RAW RECORDS
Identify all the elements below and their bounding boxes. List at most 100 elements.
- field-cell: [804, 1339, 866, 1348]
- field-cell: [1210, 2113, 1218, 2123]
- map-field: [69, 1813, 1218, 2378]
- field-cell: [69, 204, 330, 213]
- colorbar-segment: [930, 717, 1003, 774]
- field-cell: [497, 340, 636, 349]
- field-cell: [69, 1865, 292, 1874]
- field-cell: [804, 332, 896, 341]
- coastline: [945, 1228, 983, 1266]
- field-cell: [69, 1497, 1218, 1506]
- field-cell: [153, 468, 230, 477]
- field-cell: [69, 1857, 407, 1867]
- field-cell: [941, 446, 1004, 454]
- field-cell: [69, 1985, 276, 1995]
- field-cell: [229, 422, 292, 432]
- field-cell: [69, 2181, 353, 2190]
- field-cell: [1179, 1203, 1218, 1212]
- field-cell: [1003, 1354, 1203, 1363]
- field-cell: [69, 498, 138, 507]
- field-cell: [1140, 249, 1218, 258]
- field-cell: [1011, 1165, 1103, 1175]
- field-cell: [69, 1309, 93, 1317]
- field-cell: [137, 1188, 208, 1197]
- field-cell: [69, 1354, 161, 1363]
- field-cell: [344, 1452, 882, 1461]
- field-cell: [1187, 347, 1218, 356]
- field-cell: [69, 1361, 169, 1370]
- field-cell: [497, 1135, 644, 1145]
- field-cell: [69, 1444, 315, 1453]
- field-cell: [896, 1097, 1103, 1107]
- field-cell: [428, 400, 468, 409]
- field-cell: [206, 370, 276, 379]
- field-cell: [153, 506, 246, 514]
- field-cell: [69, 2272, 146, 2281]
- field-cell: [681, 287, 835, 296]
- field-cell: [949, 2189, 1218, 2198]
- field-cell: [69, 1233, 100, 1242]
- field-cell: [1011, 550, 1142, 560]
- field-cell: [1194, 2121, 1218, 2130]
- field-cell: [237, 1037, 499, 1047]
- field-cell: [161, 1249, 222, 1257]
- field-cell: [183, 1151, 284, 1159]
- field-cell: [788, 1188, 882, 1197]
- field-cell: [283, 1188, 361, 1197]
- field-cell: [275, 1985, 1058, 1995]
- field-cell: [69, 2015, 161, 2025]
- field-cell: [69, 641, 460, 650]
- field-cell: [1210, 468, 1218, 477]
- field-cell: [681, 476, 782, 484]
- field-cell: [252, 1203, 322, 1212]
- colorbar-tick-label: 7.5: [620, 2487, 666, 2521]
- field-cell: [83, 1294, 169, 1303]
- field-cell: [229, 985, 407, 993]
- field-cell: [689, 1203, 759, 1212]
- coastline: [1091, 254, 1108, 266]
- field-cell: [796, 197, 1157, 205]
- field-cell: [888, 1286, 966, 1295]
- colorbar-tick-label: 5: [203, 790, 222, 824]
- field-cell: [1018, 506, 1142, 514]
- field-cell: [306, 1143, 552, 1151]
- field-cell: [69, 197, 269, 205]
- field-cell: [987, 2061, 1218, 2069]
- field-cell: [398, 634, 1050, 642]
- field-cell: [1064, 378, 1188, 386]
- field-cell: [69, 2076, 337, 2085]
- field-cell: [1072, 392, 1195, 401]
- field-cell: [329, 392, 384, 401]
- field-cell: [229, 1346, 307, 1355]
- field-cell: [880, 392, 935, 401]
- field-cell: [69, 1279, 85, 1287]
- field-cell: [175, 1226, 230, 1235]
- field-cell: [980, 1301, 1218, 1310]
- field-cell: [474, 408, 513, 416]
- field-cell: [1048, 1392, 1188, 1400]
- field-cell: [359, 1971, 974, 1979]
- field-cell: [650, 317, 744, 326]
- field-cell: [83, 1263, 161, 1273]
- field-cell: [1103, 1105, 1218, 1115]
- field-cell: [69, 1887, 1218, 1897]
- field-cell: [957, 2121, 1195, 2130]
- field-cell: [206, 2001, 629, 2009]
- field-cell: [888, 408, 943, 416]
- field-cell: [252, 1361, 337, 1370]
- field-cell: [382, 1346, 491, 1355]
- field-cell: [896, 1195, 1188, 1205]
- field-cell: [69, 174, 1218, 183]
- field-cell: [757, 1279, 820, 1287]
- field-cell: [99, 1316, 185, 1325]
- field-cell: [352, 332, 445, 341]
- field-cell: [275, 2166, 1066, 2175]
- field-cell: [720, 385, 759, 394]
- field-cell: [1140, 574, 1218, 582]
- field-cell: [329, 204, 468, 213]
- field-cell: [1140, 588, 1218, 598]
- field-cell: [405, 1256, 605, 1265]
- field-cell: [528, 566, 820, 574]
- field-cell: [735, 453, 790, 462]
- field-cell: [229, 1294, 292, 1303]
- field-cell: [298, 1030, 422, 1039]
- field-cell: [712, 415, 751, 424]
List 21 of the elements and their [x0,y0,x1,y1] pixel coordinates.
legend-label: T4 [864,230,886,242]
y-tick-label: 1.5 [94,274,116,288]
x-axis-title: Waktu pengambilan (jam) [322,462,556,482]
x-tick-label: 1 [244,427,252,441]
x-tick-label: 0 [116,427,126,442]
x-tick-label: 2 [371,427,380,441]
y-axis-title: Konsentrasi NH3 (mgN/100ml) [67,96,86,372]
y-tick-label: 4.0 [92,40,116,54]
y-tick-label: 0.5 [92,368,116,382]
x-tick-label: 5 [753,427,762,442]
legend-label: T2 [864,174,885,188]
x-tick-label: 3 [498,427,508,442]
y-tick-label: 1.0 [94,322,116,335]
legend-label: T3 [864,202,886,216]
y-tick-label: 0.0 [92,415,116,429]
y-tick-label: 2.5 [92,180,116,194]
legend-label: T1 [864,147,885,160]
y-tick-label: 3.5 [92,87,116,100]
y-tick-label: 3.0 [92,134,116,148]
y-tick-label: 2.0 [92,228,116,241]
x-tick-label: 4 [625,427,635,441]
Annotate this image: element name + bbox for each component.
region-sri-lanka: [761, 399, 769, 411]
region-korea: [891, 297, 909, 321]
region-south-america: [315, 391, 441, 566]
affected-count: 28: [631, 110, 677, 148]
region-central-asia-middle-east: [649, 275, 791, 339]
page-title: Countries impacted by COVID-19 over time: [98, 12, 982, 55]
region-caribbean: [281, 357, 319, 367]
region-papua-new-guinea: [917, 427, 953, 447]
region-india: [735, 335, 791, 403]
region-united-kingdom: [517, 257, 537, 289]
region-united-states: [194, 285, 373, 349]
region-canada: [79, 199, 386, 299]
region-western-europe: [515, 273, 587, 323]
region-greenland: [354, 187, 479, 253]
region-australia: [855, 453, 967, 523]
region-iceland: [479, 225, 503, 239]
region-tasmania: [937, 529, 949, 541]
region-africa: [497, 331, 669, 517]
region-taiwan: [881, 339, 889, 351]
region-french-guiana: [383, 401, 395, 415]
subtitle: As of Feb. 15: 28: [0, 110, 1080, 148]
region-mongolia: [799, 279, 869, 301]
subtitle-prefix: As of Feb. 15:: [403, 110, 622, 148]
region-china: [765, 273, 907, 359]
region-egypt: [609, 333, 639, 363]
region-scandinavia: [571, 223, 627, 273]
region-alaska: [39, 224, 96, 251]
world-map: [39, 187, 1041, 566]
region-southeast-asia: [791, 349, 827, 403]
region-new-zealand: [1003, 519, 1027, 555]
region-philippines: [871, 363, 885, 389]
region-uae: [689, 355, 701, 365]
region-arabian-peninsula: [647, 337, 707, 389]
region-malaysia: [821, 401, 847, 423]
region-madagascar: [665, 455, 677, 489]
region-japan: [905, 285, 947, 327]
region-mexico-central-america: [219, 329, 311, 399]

WHAT THE EXERCISE ASKS
Return every line of the records above without changing anything.

RESPONSE
Identify all the elements below and their bounding boxes. List at most 100 elements.
- field-cell: [804, 1339, 866, 1348]
- field-cell: [1210, 2113, 1218, 2123]
- map-field: [69, 1813, 1218, 2378]
- field-cell: [69, 204, 330, 213]
- colorbar-segment: [930, 717, 1003, 774]
- field-cell: [497, 340, 636, 349]
- field-cell: [69, 1865, 292, 1874]
- field-cell: [804, 332, 896, 341]
- coastline: [945, 1228, 983, 1266]
- field-cell: [69, 1497, 1218, 1506]
- field-cell: [153, 468, 230, 477]
- field-cell: [69, 1857, 407, 1867]
- field-cell: [941, 446, 1004, 454]
- field-cell: [69, 1985, 276, 1995]
- field-cell: [229, 422, 292, 432]
- field-cell: [69, 2181, 353, 2190]
- field-cell: [1179, 1203, 1218, 1212]
- field-cell: [1003, 1354, 1203, 1363]
- field-cell: [69, 498, 138, 507]
- field-cell: [1140, 249, 1218, 258]
- field-cell: [1011, 1165, 1103, 1175]
- field-cell: [69, 1309, 93, 1317]
- field-cell: [137, 1188, 208, 1197]
- field-cell: [69, 1354, 161, 1363]
- field-cell: [344, 1452, 882, 1461]
- field-cell: [1187, 347, 1218, 356]
- field-cell: [69, 1361, 169, 1370]
- field-cell: [497, 1135, 644, 1145]
- field-cell: [69, 1444, 315, 1453]
- field-cell: [896, 1097, 1103, 1107]
- field-cell: [428, 400, 468, 409]
- field-cell: [206, 370, 276, 379]
- field-cell: [153, 506, 246, 514]
- field-cell: [69, 2272, 146, 2281]
- field-cell: [681, 287, 835, 296]
- field-cell: [949, 2189, 1218, 2198]
- field-cell: [69, 1233, 100, 1242]
- field-cell: [1011, 550, 1142, 560]
- field-cell: [1194, 2121, 1218, 2130]
- field-cell: [237, 1037, 499, 1047]
- field-cell: [161, 1249, 222, 1257]
- field-cell: [183, 1151, 284, 1159]
- field-cell: [788, 1188, 882, 1197]
- field-cell: [283, 1188, 361, 1197]
- field-cell: [275, 1985, 1058, 1995]
- field-cell: [69, 2015, 161, 2025]
- field-cell: [69, 641, 460, 650]
- field-cell: [1210, 468, 1218, 477]
- field-cell: [681, 476, 782, 484]
- field-cell: [252, 1203, 322, 1212]
- colorbar-tick-label: 7.5: [620, 2487, 666, 2521]
- field-cell: [83, 1294, 169, 1303]
- field-cell: [229, 985, 407, 993]
- field-cell: [689, 1203, 759, 1212]
- coastline: [1091, 254, 1108, 266]
- field-cell: [796, 197, 1157, 205]
- field-cell: [888, 1286, 966, 1295]
- colorbar-tick-label: 5: [203, 790, 222, 824]
- field-cell: [1018, 506, 1142, 514]
- field-cell: [306, 1143, 552, 1151]
- field-cell: [69, 197, 269, 205]
- field-cell: [987, 2061, 1218, 2069]
- field-cell: [398, 634, 1050, 642]
- field-cell: [1064, 378, 1188, 386]
- field-cell: [69, 2076, 337, 2085]
- field-cell: [1072, 392, 1195, 401]
- field-cell: [329, 392, 384, 401]
- field-cell: [229, 1346, 307, 1355]
- field-cell: [880, 392, 935, 401]
- field-cell: [69, 1279, 85, 1287]
- field-cell: [175, 1226, 230, 1235]
- field-cell: [980, 1301, 1218, 1310]
- field-cell: [474, 408, 513, 416]
- field-cell: [1048, 1392, 1188, 1400]
- field-cell: [359, 1971, 974, 1979]
- field-cell: [650, 317, 744, 326]
- field-cell: [83, 1263, 161, 1273]
- field-cell: [1103, 1105, 1218, 1115]
- field-cell: [69, 1887, 1218, 1897]
- field-cell: [957, 2121, 1195, 2130]
- field-cell: [206, 2001, 629, 2009]
- field-cell: [888, 408, 943, 416]
- field-cell: [252, 1361, 337, 1370]
- field-cell: [382, 1346, 491, 1355]
- field-cell: [896, 1195, 1188, 1205]
- field-cell: [69, 174, 1218, 183]
- field-cell: [757, 1279, 820, 1287]
- field-cell: [99, 1316, 185, 1325]
- field-cell: [352, 332, 445, 341]
- field-cell: [275, 2166, 1066, 2175]
- field-cell: [720, 385, 759, 394]
- field-cell: [1140, 574, 1218, 582]
- field-cell: [329, 204, 468, 213]
- field-cell: [1140, 588, 1218, 598]
- field-cell: [405, 1256, 605, 1265]
- field-cell: [528, 566, 820, 574]
- field-cell: [735, 453, 790, 462]
- field-cell: [229, 1294, 292, 1303]
- field-cell: [298, 1030, 422, 1039]
- field-cell: [712, 415, 751, 424]
List 21 of the elements and their [x0,y0,x1,y1] pixel coordinates.
legend-label: T4 [864,230,886,242]
y-tick-label: 1.5 [94,274,116,288]
x-axis-title: Waktu pengambilan (jam) [322,462,556,482]
x-tick-label: 1 [244,427,252,441]
x-tick-label: 0 [116,427,126,442]
x-tick-label: 2 [371,427,380,441]
y-axis-title: Konsentrasi NH3 (mgN/100ml) [67,96,86,372]
y-tick-label: 4.0 [92,40,116,54]
y-tick-label: 0.5 [92,368,116,382]
x-tick-label: 5 [753,427,762,442]
legend-label: T2 [864,174,885,188]
x-tick-label: 3 [498,427,508,442]
y-tick-label: 1.0 [94,322,116,335]
legend-label: T3 [864,202,886,216]
y-tick-label: 0.0 [92,415,116,429]
y-tick-label: 2.5 [92,180,116,194]
legend-label: T1 [864,147,885,160]
y-tick-label: 3.5 [92,87,116,100]
y-tick-label: 3.0 [92,134,116,148]
y-tick-label: 2.0 [92,228,116,241]
x-tick-label: 4 [625,427,635,441]
Annotate this image: element name + bbox for each component.
region-sri-lanka: [761, 399, 769, 411]
region-korea: [891, 297, 909, 321]
region-south-america: [315, 391, 441, 566]
affected-count: 28: [631, 110, 677, 148]
region-central-asia-middle-east: [649, 275, 791, 339]
page-title: Countries impacted by COVID-19 over time: [98, 12, 982, 55]
region-caribbean: [281, 357, 319, 367]
region-papua-new-guinea: [917, 427, 953, 447]
region-india: [735, 335, 791, 403]
region-united-kingdom: [517, 257, 537, 289]
region-united-states: [194, 285, 373, 349]
region-canada: [79, 199, 386, 299]
region-western-europe: [515, 273, 587, 323]
region-greenland: [354, 187, 479, 253]
region-australia: [855, 453, 967, 523]
region-iceland: [479, 225, 503, 239]
region-tasmania: [937, 529, 949, 541]
region-africa: [497, 331, 669, 517]
region-taiwan: [881, 339, 889, 351]
region-french-guiana: [383, 401, 395, 415]
subtitle: As of Feb. 15: 28: [0, 110, 1080, 148]
region-mongolia: [799, 279, 869, 301]
subtitle-prefix: As of Feb. 15:: [403, 110, 622, 148]
region-china: [765, 273, 907, 359]
region-egypt: [609, 333, 639, 363]
region-scandinavia: [571, 223, 627, 273]
region-alaska: [39, 224, 96, 251]
world-map: [39, 187, 1041, 566]
region-southeast-asia: [791, 349, 827, 403]
region-new-zealand: [1003, 519, 1027, 555]
region-philippines: [871, 363, 885, 389]
region-uae: [689, 355, 701, 365]
region-arabian-peninsula: [647, 337, 707, 389]
region-malaysia: [821, 401, 847, 423]
region-madagascar: [665, 455, 677, 489]
region-japan: [905, 285, 947, 327]
region-mexico-central-america: [219, 329, 311, 399]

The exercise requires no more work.